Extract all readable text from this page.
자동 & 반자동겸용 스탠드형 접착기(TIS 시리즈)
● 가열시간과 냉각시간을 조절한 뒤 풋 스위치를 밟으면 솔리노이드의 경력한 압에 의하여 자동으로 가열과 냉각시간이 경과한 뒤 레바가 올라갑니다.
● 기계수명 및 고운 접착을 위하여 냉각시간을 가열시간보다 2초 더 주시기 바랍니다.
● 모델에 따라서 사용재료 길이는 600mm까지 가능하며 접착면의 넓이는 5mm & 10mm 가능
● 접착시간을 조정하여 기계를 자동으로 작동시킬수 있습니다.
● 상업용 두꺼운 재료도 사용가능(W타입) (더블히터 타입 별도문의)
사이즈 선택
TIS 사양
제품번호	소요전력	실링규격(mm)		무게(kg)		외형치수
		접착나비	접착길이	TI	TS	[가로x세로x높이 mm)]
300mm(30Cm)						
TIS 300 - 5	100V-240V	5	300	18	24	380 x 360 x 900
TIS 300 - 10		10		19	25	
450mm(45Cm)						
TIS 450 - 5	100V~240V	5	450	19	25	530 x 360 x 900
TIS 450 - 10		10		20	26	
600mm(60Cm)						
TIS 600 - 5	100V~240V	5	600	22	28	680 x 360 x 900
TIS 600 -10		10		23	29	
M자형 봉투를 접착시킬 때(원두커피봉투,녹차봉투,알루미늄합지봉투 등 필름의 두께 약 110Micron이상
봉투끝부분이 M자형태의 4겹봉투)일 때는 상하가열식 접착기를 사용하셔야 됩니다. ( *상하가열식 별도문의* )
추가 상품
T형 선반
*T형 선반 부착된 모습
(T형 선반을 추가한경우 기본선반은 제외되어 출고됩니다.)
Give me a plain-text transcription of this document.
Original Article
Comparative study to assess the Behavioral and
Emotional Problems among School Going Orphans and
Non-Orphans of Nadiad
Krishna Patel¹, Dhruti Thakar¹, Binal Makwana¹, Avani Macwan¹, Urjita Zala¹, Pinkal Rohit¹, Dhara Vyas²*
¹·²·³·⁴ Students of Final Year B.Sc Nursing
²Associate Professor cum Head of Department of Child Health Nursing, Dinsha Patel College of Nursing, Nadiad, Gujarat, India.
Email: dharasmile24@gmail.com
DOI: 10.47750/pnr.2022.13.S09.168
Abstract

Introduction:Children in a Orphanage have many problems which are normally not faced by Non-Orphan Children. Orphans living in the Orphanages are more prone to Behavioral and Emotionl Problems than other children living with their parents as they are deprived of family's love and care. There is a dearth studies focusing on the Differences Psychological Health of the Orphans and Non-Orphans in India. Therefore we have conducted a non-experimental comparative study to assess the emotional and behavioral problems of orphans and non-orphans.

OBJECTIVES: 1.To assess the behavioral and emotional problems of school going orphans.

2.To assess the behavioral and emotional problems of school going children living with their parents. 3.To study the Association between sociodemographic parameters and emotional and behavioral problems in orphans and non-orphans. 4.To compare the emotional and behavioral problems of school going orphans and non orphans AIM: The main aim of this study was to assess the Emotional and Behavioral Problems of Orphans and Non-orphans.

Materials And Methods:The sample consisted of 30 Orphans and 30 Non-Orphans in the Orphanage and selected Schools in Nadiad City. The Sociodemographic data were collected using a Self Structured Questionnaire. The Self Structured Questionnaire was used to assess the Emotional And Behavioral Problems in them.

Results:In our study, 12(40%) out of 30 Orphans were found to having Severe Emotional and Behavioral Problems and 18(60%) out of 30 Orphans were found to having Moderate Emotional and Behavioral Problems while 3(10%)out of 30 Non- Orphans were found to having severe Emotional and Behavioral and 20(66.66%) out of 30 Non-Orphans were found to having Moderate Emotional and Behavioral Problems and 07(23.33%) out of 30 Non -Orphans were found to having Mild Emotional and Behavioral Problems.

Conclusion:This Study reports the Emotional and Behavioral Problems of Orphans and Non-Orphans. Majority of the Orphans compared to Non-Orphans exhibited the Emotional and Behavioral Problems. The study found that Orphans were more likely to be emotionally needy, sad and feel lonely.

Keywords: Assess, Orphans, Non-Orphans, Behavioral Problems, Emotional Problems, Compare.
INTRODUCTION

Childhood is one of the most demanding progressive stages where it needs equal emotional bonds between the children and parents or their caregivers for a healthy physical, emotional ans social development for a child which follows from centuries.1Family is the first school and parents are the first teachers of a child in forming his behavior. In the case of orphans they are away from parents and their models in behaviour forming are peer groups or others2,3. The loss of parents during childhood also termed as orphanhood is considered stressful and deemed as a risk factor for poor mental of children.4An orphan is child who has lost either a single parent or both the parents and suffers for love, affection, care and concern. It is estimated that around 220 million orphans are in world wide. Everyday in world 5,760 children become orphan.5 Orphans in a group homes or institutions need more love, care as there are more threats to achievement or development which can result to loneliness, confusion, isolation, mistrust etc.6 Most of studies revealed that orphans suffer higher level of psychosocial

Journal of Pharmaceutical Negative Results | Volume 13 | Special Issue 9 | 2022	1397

════════════════════

_Exercise prompt_
Check every line for "자동으로" and show the ones that have it.

_Worked answer_
● 가열시간과 냉각시간을 조절한 뒤 풋 스위치를 밟으면 솔리노이드의 경력한 압에 의하여 자동으로 가열과 냉각시간이 경과한 뒤 레바가 올라갑니다.
● 접착시간을 조정하여 기계를 자동으로 작동시킬수 있습니다.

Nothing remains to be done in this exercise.